** Written task **
Among the lines below, list those containing the string "swimming".

·····

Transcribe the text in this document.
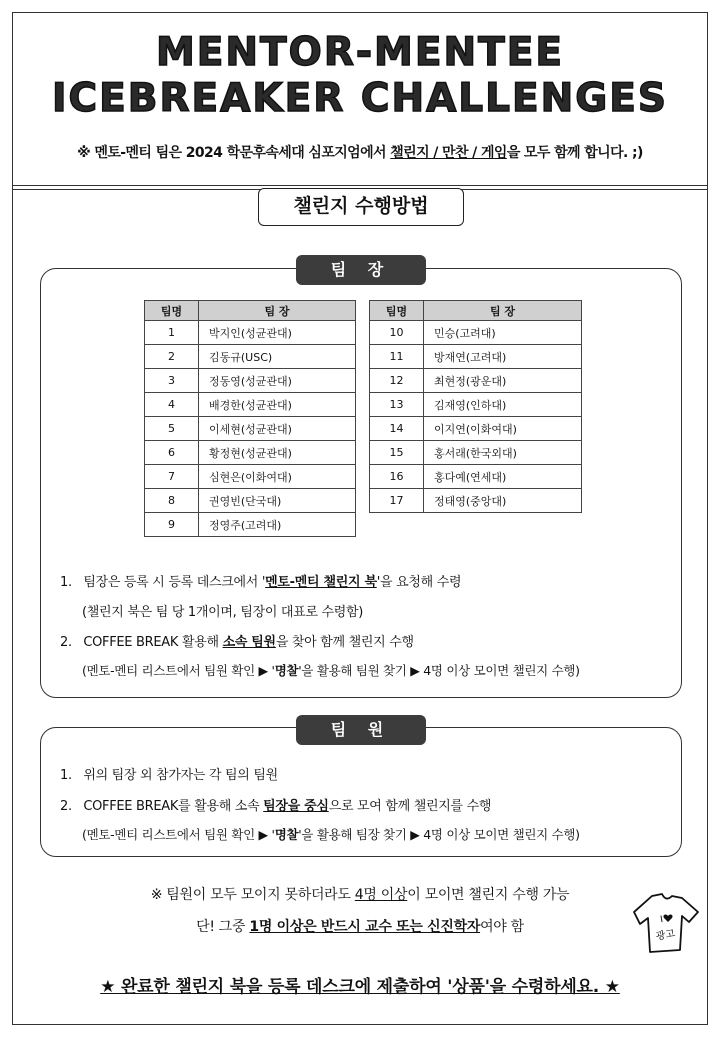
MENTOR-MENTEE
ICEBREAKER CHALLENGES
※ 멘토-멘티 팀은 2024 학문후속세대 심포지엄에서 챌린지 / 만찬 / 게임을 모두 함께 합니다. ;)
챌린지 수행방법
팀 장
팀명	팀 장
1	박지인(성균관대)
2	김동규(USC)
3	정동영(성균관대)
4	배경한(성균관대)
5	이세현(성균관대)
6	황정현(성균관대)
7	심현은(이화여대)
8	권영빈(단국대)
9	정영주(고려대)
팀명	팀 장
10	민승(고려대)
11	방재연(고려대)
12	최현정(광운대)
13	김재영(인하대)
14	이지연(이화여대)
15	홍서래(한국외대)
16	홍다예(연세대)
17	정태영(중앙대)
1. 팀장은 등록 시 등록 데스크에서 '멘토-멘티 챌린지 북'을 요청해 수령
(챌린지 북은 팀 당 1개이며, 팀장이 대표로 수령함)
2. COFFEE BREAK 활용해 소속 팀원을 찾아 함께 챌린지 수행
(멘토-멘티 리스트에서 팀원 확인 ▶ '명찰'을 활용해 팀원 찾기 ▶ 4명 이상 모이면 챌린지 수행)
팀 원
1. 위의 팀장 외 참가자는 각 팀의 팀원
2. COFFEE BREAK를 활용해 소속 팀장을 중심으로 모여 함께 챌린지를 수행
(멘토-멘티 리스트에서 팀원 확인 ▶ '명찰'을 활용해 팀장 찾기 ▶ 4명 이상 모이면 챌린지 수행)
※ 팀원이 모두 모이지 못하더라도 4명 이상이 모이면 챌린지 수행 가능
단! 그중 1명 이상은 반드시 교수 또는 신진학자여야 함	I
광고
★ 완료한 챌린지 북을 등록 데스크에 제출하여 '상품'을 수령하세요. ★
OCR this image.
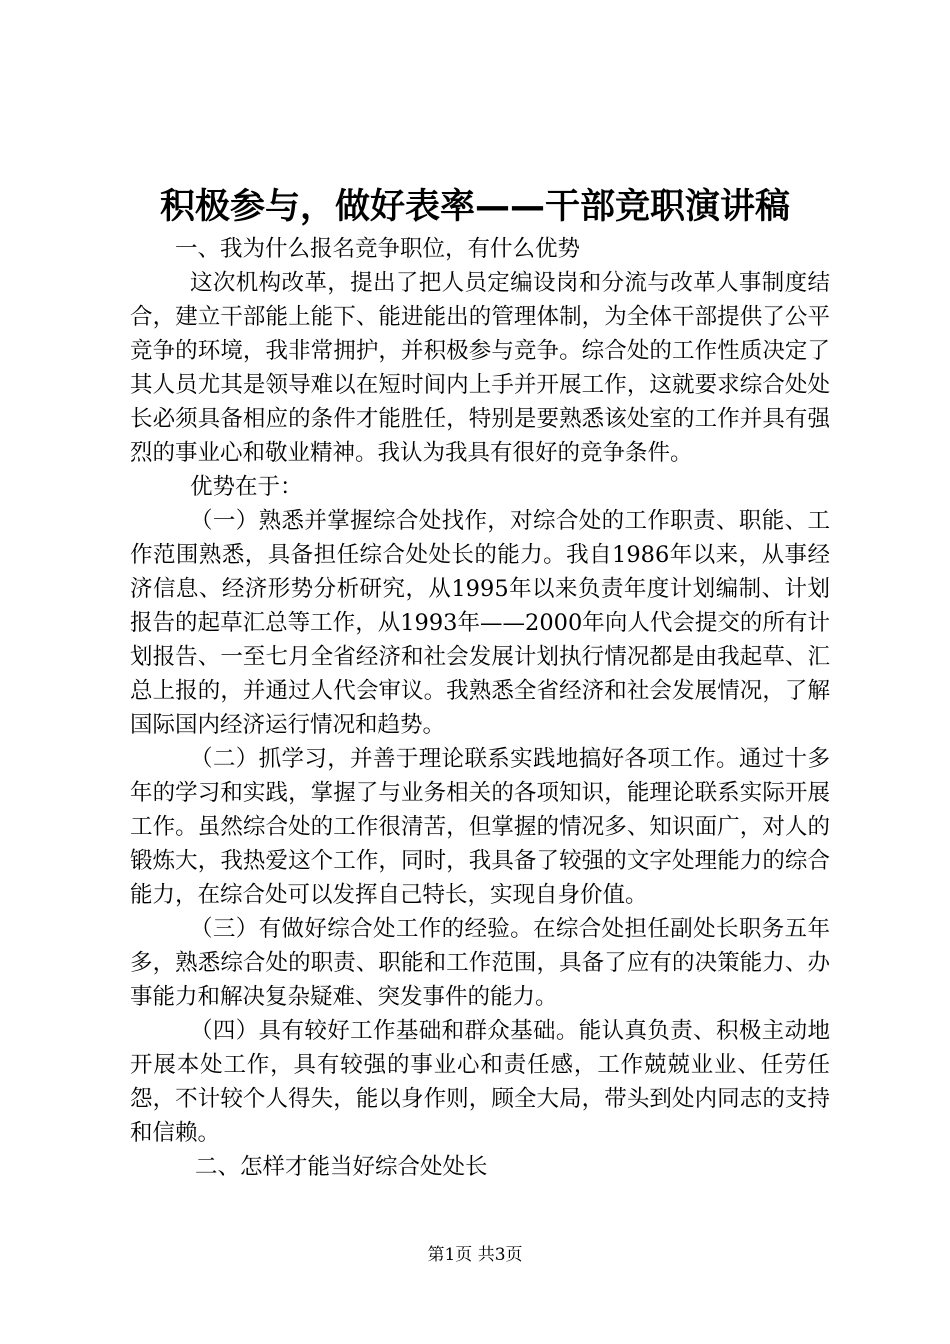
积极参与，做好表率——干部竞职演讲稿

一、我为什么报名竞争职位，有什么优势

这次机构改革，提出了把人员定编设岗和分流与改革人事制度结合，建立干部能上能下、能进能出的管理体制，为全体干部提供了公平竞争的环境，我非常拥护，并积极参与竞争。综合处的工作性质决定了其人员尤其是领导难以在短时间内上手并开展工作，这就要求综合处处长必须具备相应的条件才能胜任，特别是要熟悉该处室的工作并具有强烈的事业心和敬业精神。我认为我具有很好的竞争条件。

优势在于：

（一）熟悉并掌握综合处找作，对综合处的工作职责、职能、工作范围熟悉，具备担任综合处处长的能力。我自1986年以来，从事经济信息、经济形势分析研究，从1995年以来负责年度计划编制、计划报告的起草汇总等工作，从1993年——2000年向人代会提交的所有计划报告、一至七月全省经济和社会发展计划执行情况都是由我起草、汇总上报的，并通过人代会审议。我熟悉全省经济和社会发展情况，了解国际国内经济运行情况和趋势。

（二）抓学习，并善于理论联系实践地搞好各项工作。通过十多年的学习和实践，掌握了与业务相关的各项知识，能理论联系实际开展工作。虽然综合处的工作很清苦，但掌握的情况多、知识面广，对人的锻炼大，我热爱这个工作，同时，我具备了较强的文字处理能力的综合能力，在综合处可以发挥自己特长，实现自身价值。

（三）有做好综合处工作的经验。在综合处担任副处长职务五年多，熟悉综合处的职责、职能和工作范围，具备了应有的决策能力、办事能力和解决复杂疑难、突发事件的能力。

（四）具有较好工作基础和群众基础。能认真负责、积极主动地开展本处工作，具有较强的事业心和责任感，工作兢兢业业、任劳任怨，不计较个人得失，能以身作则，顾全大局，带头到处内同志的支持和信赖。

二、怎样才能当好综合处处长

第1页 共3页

·····

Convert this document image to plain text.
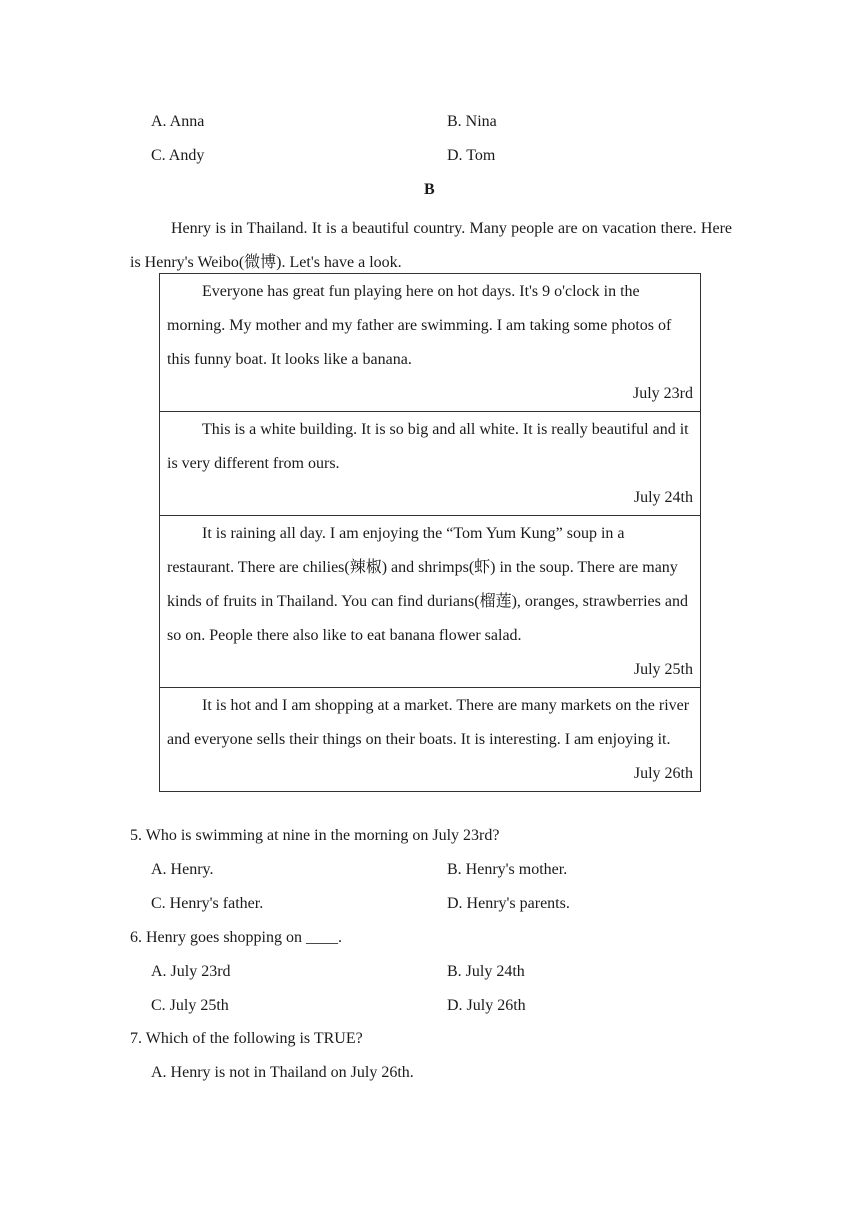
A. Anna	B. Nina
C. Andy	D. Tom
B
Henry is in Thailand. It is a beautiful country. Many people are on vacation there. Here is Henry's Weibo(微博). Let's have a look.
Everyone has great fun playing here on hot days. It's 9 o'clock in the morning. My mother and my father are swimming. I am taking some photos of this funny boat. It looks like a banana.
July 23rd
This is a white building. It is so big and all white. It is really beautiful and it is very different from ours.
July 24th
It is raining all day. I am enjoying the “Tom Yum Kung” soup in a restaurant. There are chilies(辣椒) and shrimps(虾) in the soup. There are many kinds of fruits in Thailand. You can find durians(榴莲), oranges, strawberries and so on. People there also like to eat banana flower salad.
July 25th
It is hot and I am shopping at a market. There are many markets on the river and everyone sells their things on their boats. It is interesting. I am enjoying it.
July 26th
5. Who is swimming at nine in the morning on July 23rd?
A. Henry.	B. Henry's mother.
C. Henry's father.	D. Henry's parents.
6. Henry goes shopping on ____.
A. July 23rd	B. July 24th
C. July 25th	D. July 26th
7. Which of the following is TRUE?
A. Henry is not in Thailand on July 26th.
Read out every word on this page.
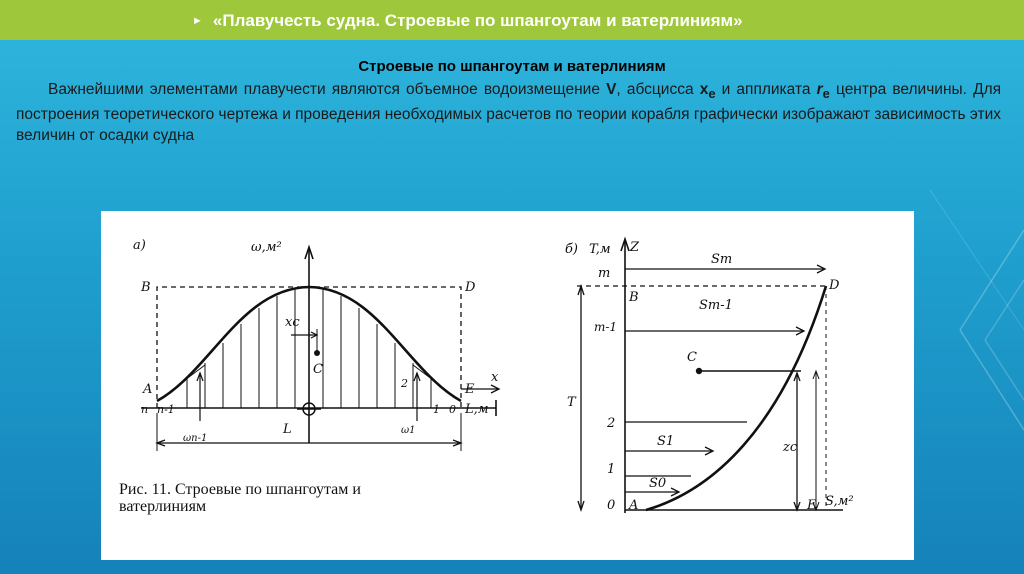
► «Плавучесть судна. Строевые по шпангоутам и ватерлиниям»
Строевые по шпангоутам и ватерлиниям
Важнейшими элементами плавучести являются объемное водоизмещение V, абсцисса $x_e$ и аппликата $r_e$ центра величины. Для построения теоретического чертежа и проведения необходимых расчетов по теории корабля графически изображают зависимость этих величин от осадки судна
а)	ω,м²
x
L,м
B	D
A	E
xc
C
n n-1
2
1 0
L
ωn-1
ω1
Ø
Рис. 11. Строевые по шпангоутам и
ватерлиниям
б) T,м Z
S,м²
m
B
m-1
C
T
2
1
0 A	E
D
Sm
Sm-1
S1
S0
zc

·····

** Reply to the task **
Everyone has great fun playing here on hot days. It's 9 o'clock in the morning. My mother and my father are swimming. I am taking some photos of this funny boat. It looks like a banana.
5. Who is swimming at nine in the morning on July 23rd?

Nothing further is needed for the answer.